What you are asked to do. In the listing below, identify each line with the word "demand" and return those lines.
[start of Input data]
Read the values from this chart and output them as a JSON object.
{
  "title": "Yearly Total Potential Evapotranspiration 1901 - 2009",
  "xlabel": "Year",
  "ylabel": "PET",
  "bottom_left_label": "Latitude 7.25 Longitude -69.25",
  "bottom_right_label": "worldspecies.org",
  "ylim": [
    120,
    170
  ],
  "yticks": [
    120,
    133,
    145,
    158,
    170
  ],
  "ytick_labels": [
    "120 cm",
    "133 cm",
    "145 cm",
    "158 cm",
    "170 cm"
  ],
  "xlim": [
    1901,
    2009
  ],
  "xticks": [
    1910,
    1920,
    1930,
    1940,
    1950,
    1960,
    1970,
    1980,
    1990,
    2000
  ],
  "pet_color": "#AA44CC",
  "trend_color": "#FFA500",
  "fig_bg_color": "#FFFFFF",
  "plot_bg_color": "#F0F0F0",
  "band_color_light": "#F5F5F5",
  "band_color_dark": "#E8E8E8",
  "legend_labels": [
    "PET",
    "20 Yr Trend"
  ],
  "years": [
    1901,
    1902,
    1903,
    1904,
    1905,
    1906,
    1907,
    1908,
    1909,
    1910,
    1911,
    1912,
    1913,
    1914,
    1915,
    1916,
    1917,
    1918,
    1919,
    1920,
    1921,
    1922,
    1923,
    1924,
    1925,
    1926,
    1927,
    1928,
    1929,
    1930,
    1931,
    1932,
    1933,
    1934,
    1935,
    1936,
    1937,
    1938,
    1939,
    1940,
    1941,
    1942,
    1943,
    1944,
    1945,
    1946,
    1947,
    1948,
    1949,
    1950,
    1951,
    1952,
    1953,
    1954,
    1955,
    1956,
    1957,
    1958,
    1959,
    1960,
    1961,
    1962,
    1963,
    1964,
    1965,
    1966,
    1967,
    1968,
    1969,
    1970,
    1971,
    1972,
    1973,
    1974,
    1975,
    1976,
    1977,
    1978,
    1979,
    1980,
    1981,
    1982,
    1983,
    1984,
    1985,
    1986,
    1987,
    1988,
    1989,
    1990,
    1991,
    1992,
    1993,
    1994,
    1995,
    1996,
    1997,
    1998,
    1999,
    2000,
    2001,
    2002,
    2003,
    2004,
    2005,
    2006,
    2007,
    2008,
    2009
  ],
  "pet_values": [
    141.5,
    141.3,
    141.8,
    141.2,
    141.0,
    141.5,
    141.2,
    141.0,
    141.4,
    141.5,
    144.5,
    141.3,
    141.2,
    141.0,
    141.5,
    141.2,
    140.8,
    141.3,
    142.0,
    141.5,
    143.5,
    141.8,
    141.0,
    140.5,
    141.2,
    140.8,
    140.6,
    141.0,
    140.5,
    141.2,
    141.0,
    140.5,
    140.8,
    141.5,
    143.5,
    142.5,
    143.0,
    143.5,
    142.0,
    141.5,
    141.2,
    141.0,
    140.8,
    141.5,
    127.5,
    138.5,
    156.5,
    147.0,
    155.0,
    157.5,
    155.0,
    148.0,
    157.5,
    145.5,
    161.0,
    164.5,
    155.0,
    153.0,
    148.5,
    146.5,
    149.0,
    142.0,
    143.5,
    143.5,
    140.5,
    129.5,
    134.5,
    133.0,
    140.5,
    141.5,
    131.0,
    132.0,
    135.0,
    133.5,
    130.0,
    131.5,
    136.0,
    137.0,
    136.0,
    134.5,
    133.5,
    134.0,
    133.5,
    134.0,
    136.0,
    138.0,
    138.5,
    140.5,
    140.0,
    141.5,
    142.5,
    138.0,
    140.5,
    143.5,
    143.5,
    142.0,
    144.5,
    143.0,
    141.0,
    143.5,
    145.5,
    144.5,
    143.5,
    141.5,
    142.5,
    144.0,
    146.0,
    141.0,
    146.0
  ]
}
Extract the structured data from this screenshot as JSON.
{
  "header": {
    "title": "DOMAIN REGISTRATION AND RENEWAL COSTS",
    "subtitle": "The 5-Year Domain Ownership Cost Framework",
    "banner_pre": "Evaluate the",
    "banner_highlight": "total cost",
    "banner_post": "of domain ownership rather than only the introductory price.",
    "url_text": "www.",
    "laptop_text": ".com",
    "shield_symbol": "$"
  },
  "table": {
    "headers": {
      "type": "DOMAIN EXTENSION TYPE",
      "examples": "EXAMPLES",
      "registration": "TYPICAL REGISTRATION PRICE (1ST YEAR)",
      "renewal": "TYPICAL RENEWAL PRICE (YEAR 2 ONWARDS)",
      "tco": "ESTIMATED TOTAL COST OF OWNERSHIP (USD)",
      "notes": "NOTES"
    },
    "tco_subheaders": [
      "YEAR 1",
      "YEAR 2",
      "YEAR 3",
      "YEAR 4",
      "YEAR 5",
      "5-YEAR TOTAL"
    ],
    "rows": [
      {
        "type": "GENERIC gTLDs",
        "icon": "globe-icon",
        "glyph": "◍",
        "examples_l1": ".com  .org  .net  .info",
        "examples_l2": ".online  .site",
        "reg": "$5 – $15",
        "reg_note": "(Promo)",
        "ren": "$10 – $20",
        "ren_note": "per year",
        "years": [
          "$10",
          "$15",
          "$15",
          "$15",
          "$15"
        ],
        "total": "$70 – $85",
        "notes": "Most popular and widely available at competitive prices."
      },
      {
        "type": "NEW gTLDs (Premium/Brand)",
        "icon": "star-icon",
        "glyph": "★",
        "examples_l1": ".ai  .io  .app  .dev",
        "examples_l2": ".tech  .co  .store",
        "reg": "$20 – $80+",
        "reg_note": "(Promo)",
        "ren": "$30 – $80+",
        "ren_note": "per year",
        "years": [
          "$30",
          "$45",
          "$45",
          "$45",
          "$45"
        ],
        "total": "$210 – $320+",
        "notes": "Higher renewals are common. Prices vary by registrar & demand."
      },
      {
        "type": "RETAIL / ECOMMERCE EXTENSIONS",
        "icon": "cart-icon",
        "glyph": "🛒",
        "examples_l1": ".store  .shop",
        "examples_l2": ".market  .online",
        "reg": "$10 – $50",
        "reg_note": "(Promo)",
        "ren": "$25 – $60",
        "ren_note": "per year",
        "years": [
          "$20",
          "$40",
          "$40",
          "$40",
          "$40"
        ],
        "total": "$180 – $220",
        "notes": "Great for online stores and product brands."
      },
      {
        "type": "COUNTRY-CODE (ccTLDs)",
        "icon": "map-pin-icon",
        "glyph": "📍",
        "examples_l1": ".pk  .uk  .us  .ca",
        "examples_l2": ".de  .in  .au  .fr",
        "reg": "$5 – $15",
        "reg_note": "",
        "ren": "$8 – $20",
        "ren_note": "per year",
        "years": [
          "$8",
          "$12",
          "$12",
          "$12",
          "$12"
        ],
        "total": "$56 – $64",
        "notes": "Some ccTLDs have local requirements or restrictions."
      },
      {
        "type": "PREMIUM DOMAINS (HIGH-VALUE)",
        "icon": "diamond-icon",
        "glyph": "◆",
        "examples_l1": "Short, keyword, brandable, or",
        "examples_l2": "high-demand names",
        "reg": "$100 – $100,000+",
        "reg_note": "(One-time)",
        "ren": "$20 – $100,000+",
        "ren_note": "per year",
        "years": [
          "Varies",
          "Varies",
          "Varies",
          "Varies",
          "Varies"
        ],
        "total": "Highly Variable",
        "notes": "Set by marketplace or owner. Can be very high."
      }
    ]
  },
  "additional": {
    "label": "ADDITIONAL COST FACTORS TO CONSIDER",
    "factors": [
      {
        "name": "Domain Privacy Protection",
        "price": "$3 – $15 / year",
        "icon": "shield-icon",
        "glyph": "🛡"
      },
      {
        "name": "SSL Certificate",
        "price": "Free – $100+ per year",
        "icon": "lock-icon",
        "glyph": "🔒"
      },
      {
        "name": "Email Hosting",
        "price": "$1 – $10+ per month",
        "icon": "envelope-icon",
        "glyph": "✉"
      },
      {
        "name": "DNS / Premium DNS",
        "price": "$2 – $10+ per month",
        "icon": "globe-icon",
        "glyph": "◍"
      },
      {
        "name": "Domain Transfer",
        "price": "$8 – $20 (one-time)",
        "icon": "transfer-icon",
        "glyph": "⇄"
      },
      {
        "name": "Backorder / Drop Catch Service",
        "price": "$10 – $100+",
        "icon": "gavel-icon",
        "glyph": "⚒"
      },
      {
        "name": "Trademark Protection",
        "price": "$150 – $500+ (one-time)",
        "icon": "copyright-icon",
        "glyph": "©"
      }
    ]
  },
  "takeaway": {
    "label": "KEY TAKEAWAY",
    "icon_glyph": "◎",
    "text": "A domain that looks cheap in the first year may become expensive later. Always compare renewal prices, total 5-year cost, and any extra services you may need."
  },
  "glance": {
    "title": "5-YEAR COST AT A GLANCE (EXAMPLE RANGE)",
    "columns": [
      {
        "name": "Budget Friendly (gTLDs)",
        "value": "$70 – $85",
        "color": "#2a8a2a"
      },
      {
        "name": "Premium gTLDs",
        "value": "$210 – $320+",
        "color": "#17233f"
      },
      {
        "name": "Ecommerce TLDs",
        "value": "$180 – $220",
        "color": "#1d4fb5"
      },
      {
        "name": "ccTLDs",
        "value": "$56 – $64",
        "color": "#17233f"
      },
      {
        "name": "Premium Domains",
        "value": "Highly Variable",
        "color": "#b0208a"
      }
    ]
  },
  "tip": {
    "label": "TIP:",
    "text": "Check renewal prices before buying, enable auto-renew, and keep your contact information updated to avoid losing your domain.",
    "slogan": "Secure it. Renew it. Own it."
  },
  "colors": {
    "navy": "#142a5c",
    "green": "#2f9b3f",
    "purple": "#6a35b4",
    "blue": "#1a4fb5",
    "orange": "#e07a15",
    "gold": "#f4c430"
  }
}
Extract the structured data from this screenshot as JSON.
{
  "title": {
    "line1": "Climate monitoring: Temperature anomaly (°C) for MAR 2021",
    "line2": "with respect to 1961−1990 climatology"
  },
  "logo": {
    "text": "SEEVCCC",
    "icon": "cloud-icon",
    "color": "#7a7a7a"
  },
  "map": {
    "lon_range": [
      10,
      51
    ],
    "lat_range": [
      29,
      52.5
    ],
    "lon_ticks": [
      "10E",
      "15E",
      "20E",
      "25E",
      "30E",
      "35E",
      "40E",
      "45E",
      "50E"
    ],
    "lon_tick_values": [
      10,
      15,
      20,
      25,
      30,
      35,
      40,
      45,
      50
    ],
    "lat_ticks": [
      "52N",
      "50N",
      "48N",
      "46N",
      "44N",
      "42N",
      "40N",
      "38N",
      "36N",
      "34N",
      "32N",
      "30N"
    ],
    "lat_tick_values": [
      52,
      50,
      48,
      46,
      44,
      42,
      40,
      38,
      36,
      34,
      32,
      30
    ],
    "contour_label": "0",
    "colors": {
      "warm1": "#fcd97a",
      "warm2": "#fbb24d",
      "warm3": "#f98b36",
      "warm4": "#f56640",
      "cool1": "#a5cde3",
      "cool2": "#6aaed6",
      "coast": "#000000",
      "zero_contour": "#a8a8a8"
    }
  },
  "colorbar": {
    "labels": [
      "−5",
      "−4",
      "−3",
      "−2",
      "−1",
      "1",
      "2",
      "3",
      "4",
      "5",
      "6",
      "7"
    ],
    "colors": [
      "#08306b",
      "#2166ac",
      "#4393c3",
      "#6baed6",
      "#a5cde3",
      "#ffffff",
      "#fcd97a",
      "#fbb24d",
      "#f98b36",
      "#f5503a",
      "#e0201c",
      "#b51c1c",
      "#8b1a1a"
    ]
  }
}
[end of Input data]
Solution.
        "notes": "Higher renewals are common. Prices vary by registrar & demand."
        "examples_l2": "high-demand names",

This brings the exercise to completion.